Dati di posizionamento degli elementi
────────────────────

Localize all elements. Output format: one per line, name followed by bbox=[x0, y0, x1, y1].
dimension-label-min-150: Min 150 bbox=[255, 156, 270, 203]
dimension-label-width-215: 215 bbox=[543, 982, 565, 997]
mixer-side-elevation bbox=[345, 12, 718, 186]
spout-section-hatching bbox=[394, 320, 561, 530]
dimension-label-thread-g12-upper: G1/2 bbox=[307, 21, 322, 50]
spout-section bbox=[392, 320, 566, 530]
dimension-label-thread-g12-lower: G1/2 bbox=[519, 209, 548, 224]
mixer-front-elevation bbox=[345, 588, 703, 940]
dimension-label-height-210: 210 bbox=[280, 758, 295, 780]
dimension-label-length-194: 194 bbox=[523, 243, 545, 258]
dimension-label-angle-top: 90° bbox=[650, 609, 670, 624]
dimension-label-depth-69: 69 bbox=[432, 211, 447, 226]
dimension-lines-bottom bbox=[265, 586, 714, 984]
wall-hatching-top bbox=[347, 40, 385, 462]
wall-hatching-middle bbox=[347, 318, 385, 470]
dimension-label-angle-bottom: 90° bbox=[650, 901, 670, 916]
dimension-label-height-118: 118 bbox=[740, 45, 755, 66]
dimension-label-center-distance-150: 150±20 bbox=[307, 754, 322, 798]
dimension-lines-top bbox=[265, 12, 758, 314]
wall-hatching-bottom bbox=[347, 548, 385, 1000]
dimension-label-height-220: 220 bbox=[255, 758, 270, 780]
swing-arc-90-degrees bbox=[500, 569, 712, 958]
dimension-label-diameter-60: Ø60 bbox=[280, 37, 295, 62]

────────────────────

* **Problema da risolvere**: Per favore, riscrivi identiche le righe che vanno dall'inizio dei dati fino alla riga che contiene "dimension-label-thread-g12-lower: G1/2 bbox=[519, 209, 548, 224]", estremi inclusi.

* **Risposta all'esercizio**:
Localize all elements. Output format: one per line, name followed by bbox=[x0, y0, x1, y1].
dimension-label-min-150: Min 150 bbox=[255, 156, 270, 203]
dimension-label-width-215: 215 bbox=[543, 982, 565, 997]
mixer-side-elevation bbox=[345, 12, 718, 186]
spout-section-hatching bbox=[394, 320, 561, 530]
dimension-label-thread-g12-upper: G1/2 bbox=[307, 21, 322, 50]
spout-section bbox=[392, 320, 566, 530]
dimension-label-thread-g12-lower: G1/2 bbox=[519, 209, 548, 224]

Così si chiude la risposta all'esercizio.